> [Requirement]:
Format the lines as a Markdown table with the columns "Row" and "Line," leaving out blank lines. Include only the lines from the one containing "y-tick [166,371,173,375]" through the one containing "gridline-y-floor [112,266,314,317]", counting both of those lines.

──────── Data provided ────────

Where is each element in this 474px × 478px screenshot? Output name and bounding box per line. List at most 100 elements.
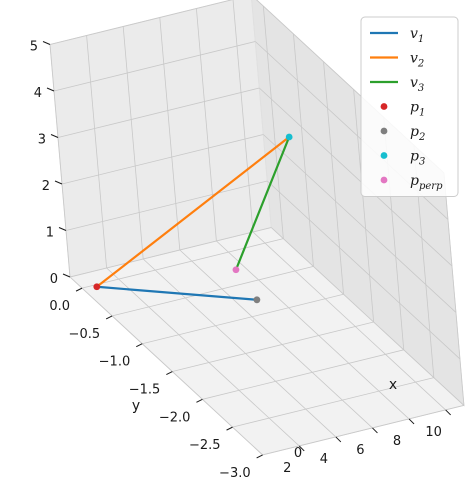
y-tick [166,371,173,375]
gridline-x-floor [216,240,410,420]
x-tick [445,409,451,416]
gridline-x-floor [69,276,263,456]
y-tick [105,315,113,320]
gridlines [49,0,465,456]
series-point-p2 [253,296,261,304]
x-tick [298,445,305,452]
legend-box [360,16,459,197]
legend-entry-v2: v2 [410,51,424,70]
y-tick [136,343,143,348]
legend-swatch-point [380,152,388,159]
gridline-y-floor [142,293,344,345]
gridline-x-floor [179,249,373,429]
gridline-z-side [259,87,453,267]
gridline-z-back [69,227,272,278]
gridline-y-floor [172,321,374,372]
legend-entry-p1: p1 [410,100,425,119]
z-tick [42,41,51,45]
gridline-x-wall [159,17,181,251]
gridline-y-wall [353,89,375,323]
gridline-x-wall [49,44,71,278]
gridline-z-side [263,134,457,313]
gridline-x-wall [86,35,107,269]
gridline-x-floor [106,267,300,447]
y-tick [256,454,263,459]
x-tick [372,427,378,434]
x-axis-label: x [389,377,397,393]
x-tick-label: 2 [283,461,291,476]
y-tick-label: 0.0 [49,299,70,314]
series-line-v3 [234,135,291,271]
z-tick [50,134,59,138]
gridline-x-floor [142,258,337,438]
gridline-x-floor [252,231,446,411]
gridline-y-wall [293,33,314,267]
z-tick-label: 4 [34,86,42,101]
gridline-y-wall [323,61,344,295]
legend-swatch-point [380,127,388,135]
series-point-p1 [93,283,101,291]
series-point-pperp [232,266,240,274]
z-tick-label: 0 [50,272,58,287]
y-tick [226,426,233,431]
gridline-z-back [53,41,256,92]
y-tick-label: −3.0 [219,466,251,478]
axis-labels: xy [132,377,397,414]
gridline-y-floor [232,377,434,428]
y-tick-label: −1.5 [129,383,161,398]
gridline-y-floor [202,349,404,400]
z-tick-label: 3 [38,133,46,148]
y-tick-label: −2.0 [159,410,191,425]
gridline-y-floor [112,266,314,317]
series-line-v1 [95,285,258,301]
y-tick [196,398,203,403]
legend-entry-p2: p2 [410,124,425,143]
gridline-z-side [267,180,461,360]
gridline-x-wall [196,8,217,242]
z-tick [54,180,63,185]
gridline-y-floor [262,405,465,456]
axes-panes [49,0,465,456]
x-tick-label: 8 [393,434,401,449]
legend-swatch-point [380,103,388,110]
gridline-y-wall [262,6,284,239]
y-tick [75,287,83,292]
gridline-z-back [65,180,268,231]
legend-entry-pperp: pperp [410,173,443,192]
x-tick [408,418,415,425]
gridline-z-back [57,87,260,138]
legend-swatch-point [380,176,388,184]
gridline-x-wall [122,26,144,260]
gridline-z-back [49,0,233,45]
z-tick [46,87,55,92]
x-tick-label-zero: 0 [294,446,302,461]
z-tick [62,273,71,278]
gridline-y-wall [443,172,465,406]
legend: v1 v2 v3 p1 p2 p3 pperp [360,16,459,197]
x-tick [335,436,342,443]
z-tick-label: 5 [30,40,38,55]
z-tick [58,227,67,231]
y-tick-label: −2.5 [189,438,221,453]
x-tick-label: 4 [320,452,328,467]
legend-entry-v1: v1 [410,26,424,45]
y-tick-label: −0.5 [69,327,101,342]
gridline-x-wall [232,0,254,233]
y-axis-label: y [132,398,140,414]
series-line-v2 [95,135,291,288]
data-series [93,133,293,304]
x-tick-label: 6 [356,443,364,458]
gridline-z-side [271,227,465,406]
legend-entry-v3: v3 [410,75,424,94]
gridline-z-back [61,134,264,185]
z-tick-label: 1 [46,226,54,241]
y-tick-label: −1.0 [99,355,131,370]
x-tick-label: 10 [425,425,442,440]
z-tick-label: 2 [42,179,50,194]
gridline-y-floor [81,238,284,289]
legend-entry-p3: p3 [410,149,425,168]
series-point-p3 [285,133,293,141]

────────

> [Result of this exercise]:
| Row | Line |
|---|---|
| 1 | y-tick [166,371,173,375] |
| 2 | gridline-x-floor [216,240,410,420] |
| 3 | x-tick [445,409,451,416] |
| 4 | gridline-x-floor [69,276,263,456] |
| 5 | y-tick [105,315,113,320] |
| 6 | gridlines [49,0,465,456] |
| 7 | series-point-p2 [253,296,261,304] |
| 8 | x-tick [298,445,305,452] |
| 9 | legend-box [360,16,459,197] |
| 10 | legend-entry-v2: v2 [410,51,424,70] |
| 11 | y-tick [136,343,143,348] |
| 12 | legend-swatch-point [380,152,388,159] |
| 13 | gridline-y-floor [142,293,344,345] |
| 14 | gridline-x-floor [179,249,373,429] |
| 15 | gridline-z-side [259,87,453,267] |
| 16 | gridline-z-back [69,227,272,278] |
| 17 | gridline-y-floor [172,321,374,372] |
| 18 | legend-entry-p1: p1 [410,100,425,119] |
| 19 | z-tick [42,41,51,45] |
| 20 | gridline-x-wall [159,17,181,251] |
| 21 | gridline-y-wall [353,89,375,323] |
| 22 | gridline-x-wall [49,44,71,278] |
| 23 | gridline-z-side [263,134,457,313] |
| 24 | gridline-x-wall [86,35,107,269] |
| 25 | gridline-x-floor [106,267,300,447] |
| 26 | y-tick [256,454,263,459] |
| 27 | x-tick [372,427,378,434] |
| 28 | x-axis-label: x [389,377,397,393] |
| 29 | x-tick-label: 2 [283,461,291,476] |
| 30 | y-tick-label: 0.0 [49,299,70,314] |
| 31 | series-line-v3 [234,135,291,271] |
| 32 | z-tick [50,134,59,138] |
| 33 | gridline-x-floor [142,258,337,438] |
| 34 | gridline-x-floor [252,231,446,411] |
| 35 | gridline-y-wall [293,33,314,267] |
| 36 | z-tick-label: 4 [34,86,42,101] |
| 37 | gridline-y-wall [323,61,344,295] |
| 38 | legend-swatch-point [380,127,388,135] |
| 39 | series-point-p1 [93,283,101,291] |
| 40 | series-point-pperp [232,266,240,274] |
| 41 | z-tick-label: 0 [50,272,58,287] |
| 42 | y-tick [226,426,233,431] |
| 43 | gridline-z-back [53,41,256,92] |
| 44 | y-tick-label: −3.0 [219,466,251,478] |
| 45 | axis-labels: xy [132,377,397,414] |
| 46 | gridline-y-floor [232,377,434,428] |
| 47 | y-tick-label: −1.5 [129,383,161,398] |
| 48 | gridline-y-floor [202,349,404,400] |
| 49 | z-tick-label: 3 [38,133,46,148] |
| 50 | y-tick-label: −2.0 [159,410,191,425] |
| 51 | gridline-y-floor [112,266,314,317] |